■ The request: Drop every picture and give the entries back exactly.

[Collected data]

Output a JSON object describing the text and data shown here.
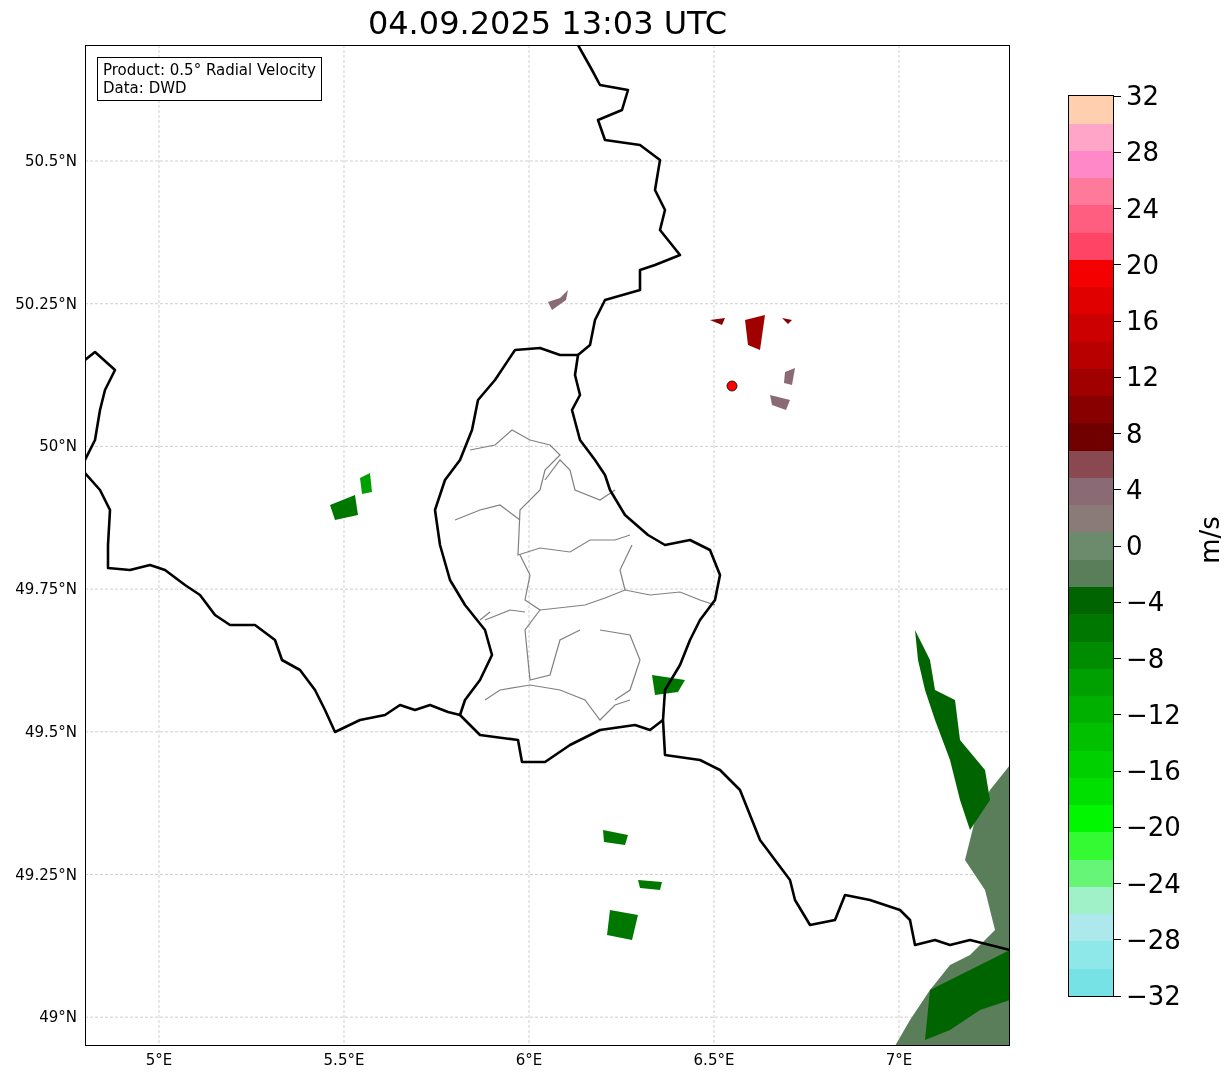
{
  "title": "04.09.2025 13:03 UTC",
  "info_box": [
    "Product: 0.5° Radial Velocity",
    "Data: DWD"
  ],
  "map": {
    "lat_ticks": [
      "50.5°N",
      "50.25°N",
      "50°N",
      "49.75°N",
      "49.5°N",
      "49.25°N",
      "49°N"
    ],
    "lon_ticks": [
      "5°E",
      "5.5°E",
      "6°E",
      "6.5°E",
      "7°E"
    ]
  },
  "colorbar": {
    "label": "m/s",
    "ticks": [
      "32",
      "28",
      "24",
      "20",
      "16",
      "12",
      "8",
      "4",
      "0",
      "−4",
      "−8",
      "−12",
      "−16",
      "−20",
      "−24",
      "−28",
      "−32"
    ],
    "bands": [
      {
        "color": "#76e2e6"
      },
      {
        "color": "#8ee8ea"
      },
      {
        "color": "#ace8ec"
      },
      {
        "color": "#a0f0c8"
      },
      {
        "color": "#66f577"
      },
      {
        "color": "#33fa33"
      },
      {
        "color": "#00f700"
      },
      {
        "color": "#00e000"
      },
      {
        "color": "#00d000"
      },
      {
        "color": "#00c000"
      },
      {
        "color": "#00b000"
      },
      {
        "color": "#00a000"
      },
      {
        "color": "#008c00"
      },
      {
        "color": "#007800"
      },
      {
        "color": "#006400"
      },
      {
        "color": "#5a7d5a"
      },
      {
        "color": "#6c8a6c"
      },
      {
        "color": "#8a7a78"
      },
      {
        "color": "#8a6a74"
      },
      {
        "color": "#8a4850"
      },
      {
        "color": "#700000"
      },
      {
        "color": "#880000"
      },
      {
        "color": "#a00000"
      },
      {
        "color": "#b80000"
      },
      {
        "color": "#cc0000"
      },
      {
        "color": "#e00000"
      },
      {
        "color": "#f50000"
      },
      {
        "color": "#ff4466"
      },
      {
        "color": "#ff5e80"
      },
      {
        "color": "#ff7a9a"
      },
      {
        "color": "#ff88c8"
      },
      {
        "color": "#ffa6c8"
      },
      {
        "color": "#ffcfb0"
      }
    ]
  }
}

■ Written response:
Output a JSON object describing the text and data shown here.
{
  "title": "04.09.2025 13:03 UTC",
  "info_box": [
    "Product: 0.5° Radial Velocity",
    "Data: DWD"
  ],
  "map": {
    "lat_ticks": [
      "50.5°N",
      "50.25°N",
      "50°N",
      "49.75°N",
      "49.5°N",
      "49.25°N",
      "49°N"
    ],
    "lon_ticks": [
      "5°E",
      "5.5°E",
      "6°E",
      "6.5°E",
      "7°E"
    ]
  },
  "colorbar": {
    "label": "m/s",
    "ticks": [
      "32",
      "28",
      "24",
      "20",
      "16",
      "12",
      "8",
      "4",
      "0",
      "−4",
      "−8",
      "−12",
      "−16",
      "−20",
      "−24",
      "−28",
      "−32"
    ],
    "bands": [
      {
        "color": "#76e2e6"
      },
      {
        "color": "#8ee8ea"
      },
      {
        "color": "#ace8ec"
      },
      {
        "color": "#a0f0c8"
      },
      {
        "color": "#66f577"
      },
      {
        "color": "#33fa33"
      },
      {
        "color": "#00f700"
      },
      {
        "color": "#00e000"
      },
      {
        "color": "#00d000"
      },
      {
        "color": "#00c000"
      },
      {
        "color": "#00b000"
      },
      {
        "color": "#00a000"
      },
      {
        "color": "#008c00"
      },
      {
        "color": "#007800"
      },
      {
        "color": "#006400"
      },
      {
        "color": "#5a7d5a"
      },
      {
        "color": "#6c8a6c"
      },
      {
        "color": "#8a7a78"
      },
      {
        "color": "#8a6a74"
      },
      {
        "color": "#8a4850"
      },
      {
        "color": "#700000"
      },
      {
        "color": "#880000"
      },
      {
        "color": "#a00000"
      },
      {
        "color": "#b80000"
      },
      {
        "color": "#cc0000"
      },
      {
        "color": "#e00000"
      },
      {
        "color": "#f50000"
      },
      {
        "color": "#ff4466"
      },
      {
        "color": "#ff5e80"
      },
      {
        "color": "#ff7a9a"
      },
      {
        "color": "#ff88c8"
      },
      {
        "color": "#ffa6c8"
      },
      {
        "color": "#ffcfb0"
      }
    ]
  }
}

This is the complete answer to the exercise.